[Data entries]
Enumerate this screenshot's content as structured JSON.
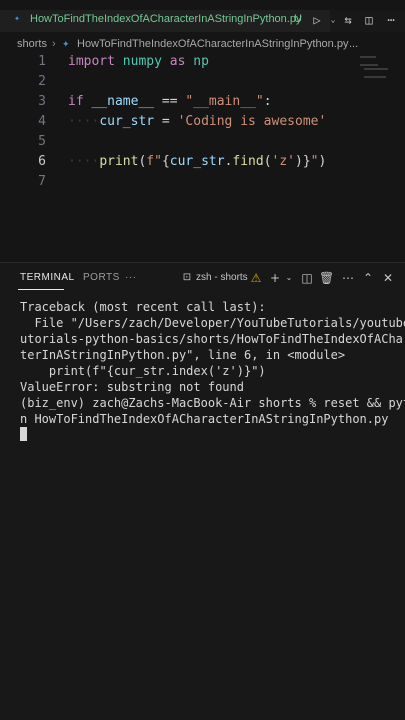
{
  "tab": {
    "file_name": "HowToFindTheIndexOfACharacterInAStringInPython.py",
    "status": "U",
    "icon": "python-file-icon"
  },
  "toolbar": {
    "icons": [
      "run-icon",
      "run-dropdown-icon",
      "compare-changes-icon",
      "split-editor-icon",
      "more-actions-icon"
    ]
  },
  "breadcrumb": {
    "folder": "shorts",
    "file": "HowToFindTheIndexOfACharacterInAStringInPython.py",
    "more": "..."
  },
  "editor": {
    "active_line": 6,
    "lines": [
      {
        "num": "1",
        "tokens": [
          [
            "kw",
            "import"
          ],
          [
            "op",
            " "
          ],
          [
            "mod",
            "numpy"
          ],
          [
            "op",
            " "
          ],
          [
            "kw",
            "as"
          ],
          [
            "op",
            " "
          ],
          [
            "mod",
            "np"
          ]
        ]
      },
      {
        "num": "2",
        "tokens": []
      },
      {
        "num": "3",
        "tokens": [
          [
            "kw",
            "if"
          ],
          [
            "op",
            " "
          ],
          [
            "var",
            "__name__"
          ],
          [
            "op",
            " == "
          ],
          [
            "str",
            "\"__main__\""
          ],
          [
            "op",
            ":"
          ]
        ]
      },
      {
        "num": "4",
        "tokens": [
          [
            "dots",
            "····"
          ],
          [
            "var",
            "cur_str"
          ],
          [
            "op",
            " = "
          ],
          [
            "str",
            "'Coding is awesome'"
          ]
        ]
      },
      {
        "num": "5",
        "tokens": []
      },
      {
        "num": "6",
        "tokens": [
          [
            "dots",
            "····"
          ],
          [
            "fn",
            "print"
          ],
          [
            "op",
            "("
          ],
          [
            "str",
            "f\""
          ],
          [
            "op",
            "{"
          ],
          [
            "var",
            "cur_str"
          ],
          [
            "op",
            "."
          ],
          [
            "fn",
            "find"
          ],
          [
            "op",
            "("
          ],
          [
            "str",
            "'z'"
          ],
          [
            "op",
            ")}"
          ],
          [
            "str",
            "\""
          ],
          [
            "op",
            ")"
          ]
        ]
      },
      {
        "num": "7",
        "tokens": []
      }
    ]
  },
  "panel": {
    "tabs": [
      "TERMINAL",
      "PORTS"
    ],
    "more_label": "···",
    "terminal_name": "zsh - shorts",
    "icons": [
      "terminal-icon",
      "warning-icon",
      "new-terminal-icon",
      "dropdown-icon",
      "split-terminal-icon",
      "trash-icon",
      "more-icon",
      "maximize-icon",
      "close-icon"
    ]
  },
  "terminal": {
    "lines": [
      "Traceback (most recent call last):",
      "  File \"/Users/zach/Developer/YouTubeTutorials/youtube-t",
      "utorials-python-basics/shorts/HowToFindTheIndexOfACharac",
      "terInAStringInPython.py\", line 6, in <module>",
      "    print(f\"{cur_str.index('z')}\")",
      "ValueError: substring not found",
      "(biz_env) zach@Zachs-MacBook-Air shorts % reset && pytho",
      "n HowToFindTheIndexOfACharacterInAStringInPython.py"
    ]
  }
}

[Written exercise]
Reproduce the entries above exactly. Do not include the images.

[Result]
Enumerate this screenshot's content as structured JSON.
{
  "tab": {
    "file_name": "HowToFindTheIndexOfACharacterInAStringInPython.py",
    "status": "U",
    "icon": "python-file-icon"
  },
  "toolbar": {
    "icons": [
      "run-icon",
      "run-dropdown-icon",
      "compare-changes-icon",
      "split-editor-icon",
      "more-actions-icon"
    ]
  },
  "breadcrumb": {
    "folder": "shorts",
    "file": "HowToFindTheIndexOfACharacterInAStringInPython.py",
    "more": "..."
  },
  "editor": {
    "active_line": 6,
    "lines": [
      {
        "num": "1",
        "tokens": [
          [
            "kw",
            "import"
          ],
          [
            "op",
            " "
          ],
          [
            "mod",
            "numpy"
          ],
          [
            "op",
            " "
          ],
          [
            "kw",
            "as"
          ],
          [
            "op",
            " "
          ],
          [
            "mod",
            "np"
          ]
        ]
      },
      {
        "num": "2",
        "tokens": []
      },
      {
        "num": "3",
        "tokens": [
          [
            "kw",
            "if"
          ],
          [
            "op",
            " "
          ],
          [
            "var",
            "__name__"
          ],
          [
            "op",
            " == "
          ],
          [
            "str",
            "\"__main__\""
          ],
          [
            "op",
            ":"
          ]
        ]
      },
      {
        "num": "4",
        "tokens": [
          [
            "dots",
            "····"
          ],
          [
            "var",
            "cur_str"
          ],
          [
            "op",
            " = "
          ],
          [
            "str",
            "'Coding is awesome'"
          ]
        ]
      },
      {
        "num": "5",
        "tokens": []
      },
      {
        "num": "6",
        "tokens": [
          [
            "dots",
            "····"
          ],
          [
            "fn",
            "print"
          ],
          [
            "op",
            "("
          ],
          [
            "str",
            "f\""
          ],
          [
            "op",
            "{"
          ],
          [
            "var",
            "cur_str"
          ],
          [
            "op",
            "."
          ],
          [
            "fn",
            "find"
          ],
          [
            "op",
            "("
          ],
          [
            "str",
            "'z'"
          ],
          [
            "op",
            ")}"
          ],
          [
            "str",
            "\""
          ],
          [
            "op",
            ")"
          ]
        ]
      },
      {
        "num": "7",
        "tokens": []
      }
    ]
  },
  "panel": {
    "tabs": [
      "TERMINAL",
      "PORTS"
    ],
    "more_label": "···",
    "terminal_name": "zsh - shorts",
    "icons": [
      "terminal-icon",
      "warning-icon",
      "new-terminal-icon",
      "dropdown-icon",
      "split-terminal-icon",
      "trash-icon",
      "more-icon",
      "maximize-icon",
      "close-icon"
    ]
  },
  "terminal": {
    "lines": [
      "Traceback (most recent call last):",
      "  File \"/Users/zach/Developer/YouTubeTutorials/youtube-t",
      "utorials-python-basics/shorts/HowToFindTheIndexOfACharac",
      "terInAStringInPython.py\", line 6, in <module>",
      "    print(f\"{cur_str.index('z')}\")",
      "ValueError: substring not found",
      "(biz_env) zach@Zachs-MacBook-Air shorts % reset && pytho",
      "n HowToFindTheIndexOfACharacterInAStringInPython.py"
    ]
  }
}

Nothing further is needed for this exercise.